***** THE INPUT

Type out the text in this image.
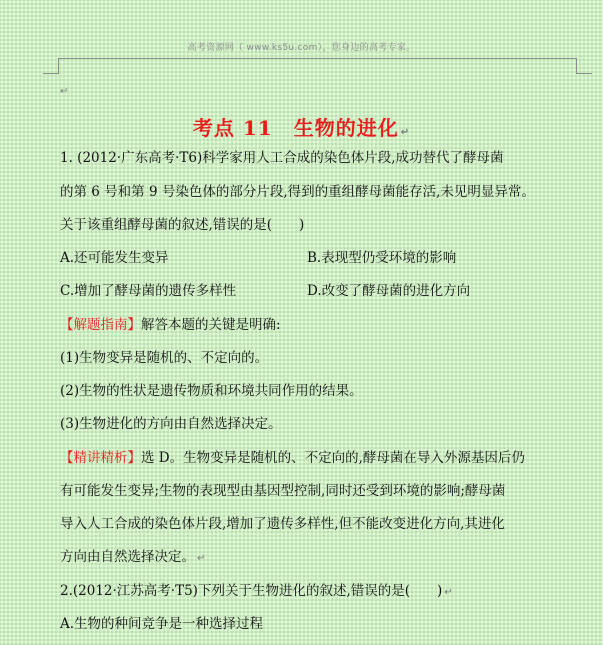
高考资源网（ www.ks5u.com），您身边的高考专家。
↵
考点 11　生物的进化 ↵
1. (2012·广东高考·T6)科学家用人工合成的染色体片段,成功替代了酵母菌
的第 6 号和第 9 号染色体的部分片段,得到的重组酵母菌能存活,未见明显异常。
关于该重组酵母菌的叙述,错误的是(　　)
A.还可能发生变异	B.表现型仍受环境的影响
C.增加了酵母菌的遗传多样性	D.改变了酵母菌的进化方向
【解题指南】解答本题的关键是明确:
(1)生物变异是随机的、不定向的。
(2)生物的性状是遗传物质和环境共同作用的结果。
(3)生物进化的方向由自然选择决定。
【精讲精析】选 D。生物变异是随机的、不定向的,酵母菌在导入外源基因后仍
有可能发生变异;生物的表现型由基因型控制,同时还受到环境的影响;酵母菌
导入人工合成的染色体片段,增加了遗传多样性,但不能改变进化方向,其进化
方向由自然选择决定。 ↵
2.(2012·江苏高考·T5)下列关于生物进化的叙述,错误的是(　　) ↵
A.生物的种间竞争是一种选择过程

**********
***** THE INPUT

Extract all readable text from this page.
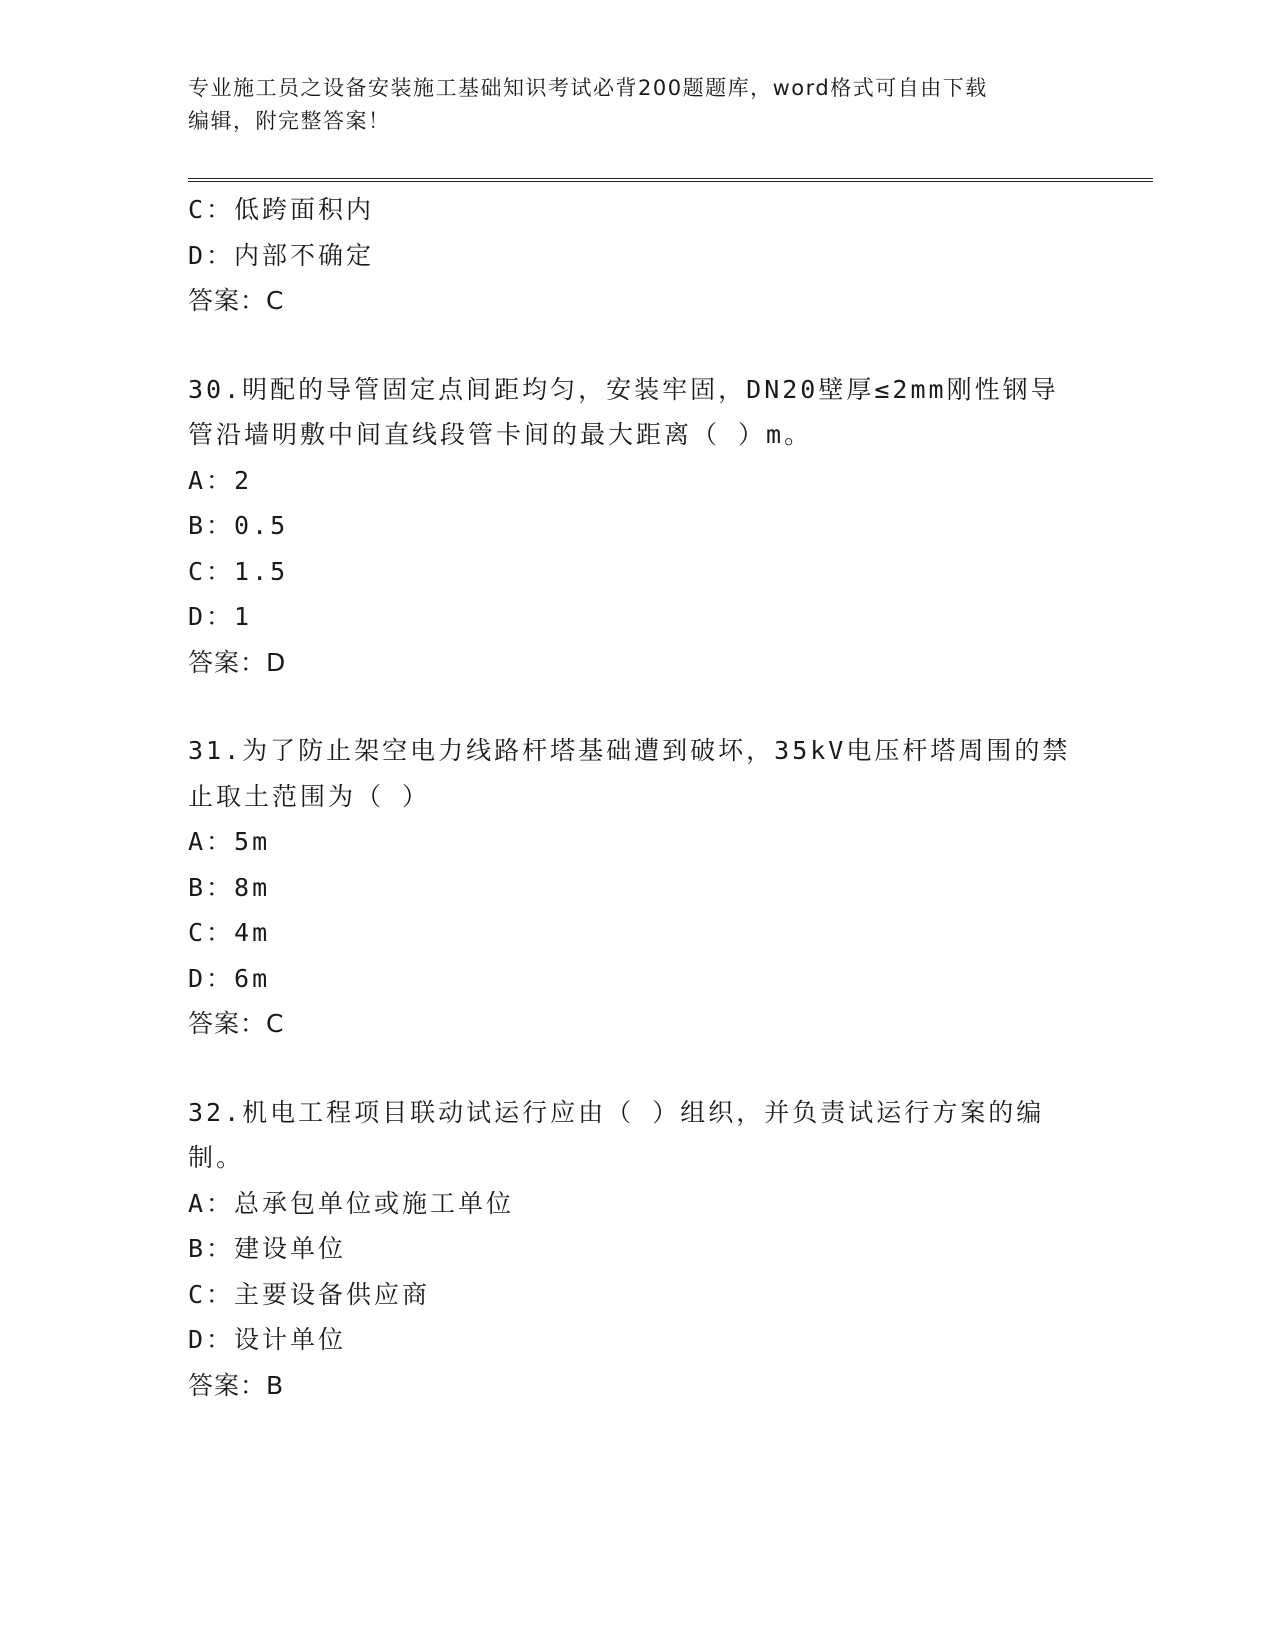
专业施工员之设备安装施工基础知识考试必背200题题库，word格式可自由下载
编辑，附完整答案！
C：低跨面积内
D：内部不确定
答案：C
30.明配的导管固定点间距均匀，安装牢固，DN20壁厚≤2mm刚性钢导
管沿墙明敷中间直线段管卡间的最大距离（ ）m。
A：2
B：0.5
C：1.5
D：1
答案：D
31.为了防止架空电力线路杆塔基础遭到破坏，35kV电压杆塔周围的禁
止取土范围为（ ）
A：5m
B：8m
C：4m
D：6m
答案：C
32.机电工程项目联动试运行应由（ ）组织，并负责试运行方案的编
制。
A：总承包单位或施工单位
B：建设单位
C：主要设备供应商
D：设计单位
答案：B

**********

## REQUEST
Identify the lines that hold the word "this". Copy every one of them.

## CORRECT RESPONSE
Type out the text in this image.
Extract all readable text from this page.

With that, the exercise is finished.